Start of SELECTION

Index maintenance includes monitoring and completing the adjustments for company additions and deletions, share changes, stock splits, stock dividends and stock price adjustments due to company restructuring or spinoffs. Some corporate actions, such as stock splits and stock dividends, require changes in the common shares outstanding and the stock prices of the companies in the SPXT and do not require index divisor adjustments. When a company pays an ordinary cash dividend, the SPXT does not make any adjustments to the price or shares of the stock. As a result, there are no divisor adjustments to the SPXT.
To prevent the level of the SPXT from changing due to corporate actions, corporate actions which affect the total market value of the SPXT require an index divisor adjustment. By adjusting the index divisor for the change in market value, the level of the SPXT remains constant and does not reflect the corporate actions of individual companies in the SPXT. Index divisor adjustments are made after the close of trading and after the calculation of the SPXT closing level.
Share counts are updated to the latest publicly available filings on a quarterly basis. IWF changes will only be made at the quarterly review if the change represents at least 5% of total current shares outstanding and is related to a single corporate action that did not qualify for the accelerated implementation rule, regardless of whether there is an associated share change. Certain mandatory actions, such as M&A driven share/IWF changes, stock splits and mandatory distributions, are implemented when they occur and not subject to a minimum threshold for implementation. Material share/IWF changes resulting from certain non-mandatory corporate actions follow the accelerated implementation rule.

End of SELECTION
Start of ENTRIES PROVIDED

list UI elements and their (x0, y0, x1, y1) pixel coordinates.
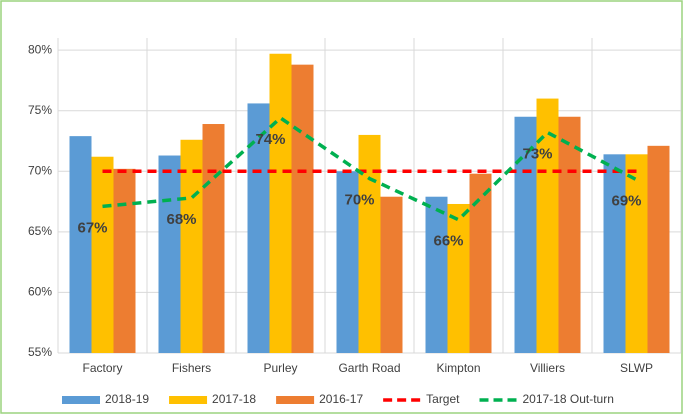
bar (647, 145, 670, 353)
line (102, 115, 638, 222)
legend-label: Target (426, 392, 460, 406)
y-tick-label: 80% (28, 42, 52, 56)
y-tick-label: 55% (28, 345, 52, 359)
legend-swatch (62, 396, 100, 404)
data-label: 67% (77, 219, 107, 236)
bar (113, 168, 136, 353)
bar (269, 53, 292, 353)
bar (91, 156, 114, 353)
bar (380, 196, 403, 353)
data-label: 73% (522, 145, 552, 162)
legend-label: 2017-18 (212, 392, 256, 406)
data-label: 69% (611, 193, 641, 210)
data-label: 66% (433, 233, 463, 250)
bar (469, 173, 492, 353)
bar (625, 154, 648, 353)
legend-swatch (276, 396, 315, 404)
y-tick-label: 60% (28, 285, 52, 299)
data-label: 70% (344, 192, 374, 209)
x-tick-label: Villiers (530, 361, 565, 375)
bar (603, 154, 626, 353)
bar (358, 134, 381, 353)
x-tick-label: Kimpton (436, 361, 480, 375)
bar (247, 103, 270, 353)
y-tick-label: 65% (28, 224, 52, 238)
y-tick-label: 70% (28, 163, 52, 177)
legend-swatch (169, 396, 208, 404)
bar (514, 116, 537, 353)
bar (336, 171, 359, 353)
y-tick-label: 75% (28, 103, 52, 117)
x-tick-label: Garth Road (338, 361, 400, 375)
x-tick-label: Factory (82, 361, 122, 375)
bar (158, 155, 181, 353)
bar (291, 64, 314, 354)
x-tick-label: Fishers (172, 361, 211, 375)
bar (536, 98, 559, 353)
bar (202, 124, 225, 354)
data-label: 74% (255, 131, 285, 148)
bar (425, 196, 448, 353)
x-tick-label: Purley (263, 361, 297, 375)
x-tick-label: SLWP (620, 361, 653, 375)
data-label: 68% (166, 211, 196, 228)
legend-label: 2018-19 (105, 392, 149, 406)
legend-label: 2016-17 (319, 392, 363, 406)
legend-label: 2017-18 Out-turn (523, 392, 614, 406)
bar (447, 203, 470, 353)
bar (558, 116, 581, 353)
bar (69, 136, 92, 353)
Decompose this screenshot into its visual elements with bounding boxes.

End of ENTRIES PROVIDED

_REQUESTS_
- 1) Answer each question from the SPXT maintenance text.
(a) What adjustment does the SPXT make to a stock's price or shares when the company pays an ordinary cash dividend?
(b) When are index divisor adjustments made?
(c) How often are share counts updated to the latest publicly available filings?
- 2) According to the SPXT maintenance text, which adjustments does index maintenance include? List every one.
- 3) Carry the SPXT maintenance text forward from its last sentence.

_WRITTEN ANSWERS_
- 1)
(a) None. The SPXT makes no adjustments to the price or shares of the stock.
(b) After the close of trading and after the calculation of the SPXT closing level.
(c) Quarterly.

- 2)
- Company additions and deletions
- Share changes
- Stock splits
- Stock dividends
- Stock price adjustments due to company restructuring or spinoffs

- 3)
Accelerated Implementation Rule
Public offerings. Public offerings of new company-issued shares and/or existing shares offered by selling shareholders, including block sales and spot secondaries, will be eligible for accelerated implementation treatment if the size of the event meets the materiality threshold criteria: (a) at least $150 million and (b) at least 5% of the pre-event total shares. In addition to the materiality threshold, public offerings must be underwritten, have a publicly available prospectus, offering document, or prospectus summary filed with the relevant authorities and have a publicly available confirmation from an official source that the offering has been completed. For public offerings that involve a concurrent combination of new company shares and existing shares offered by selling shareholders, both events are implemented if either of the public offerings represent at least 5% of total shares and US $150 million. Any concurrent share repurchase by the affected company will also be included in the implementation.
Dutch Auctions, Self-tender Offer Buybacks and Split-off Exchange Offers. These non-mandatory corporate action types will be eligible for accelerated implementation treatment regardless of size once the final results are publicly announced and verified by the index sponsor.
For non-mandatory corporate actions subject to the accelerated implementation rule with a size of at least $1 billion, the index sponsor will apply the share change, and any resulting IWF change, using the latest share and ownership information publicly available at the time of the announcement, even if the offering size is below the 5% threshold.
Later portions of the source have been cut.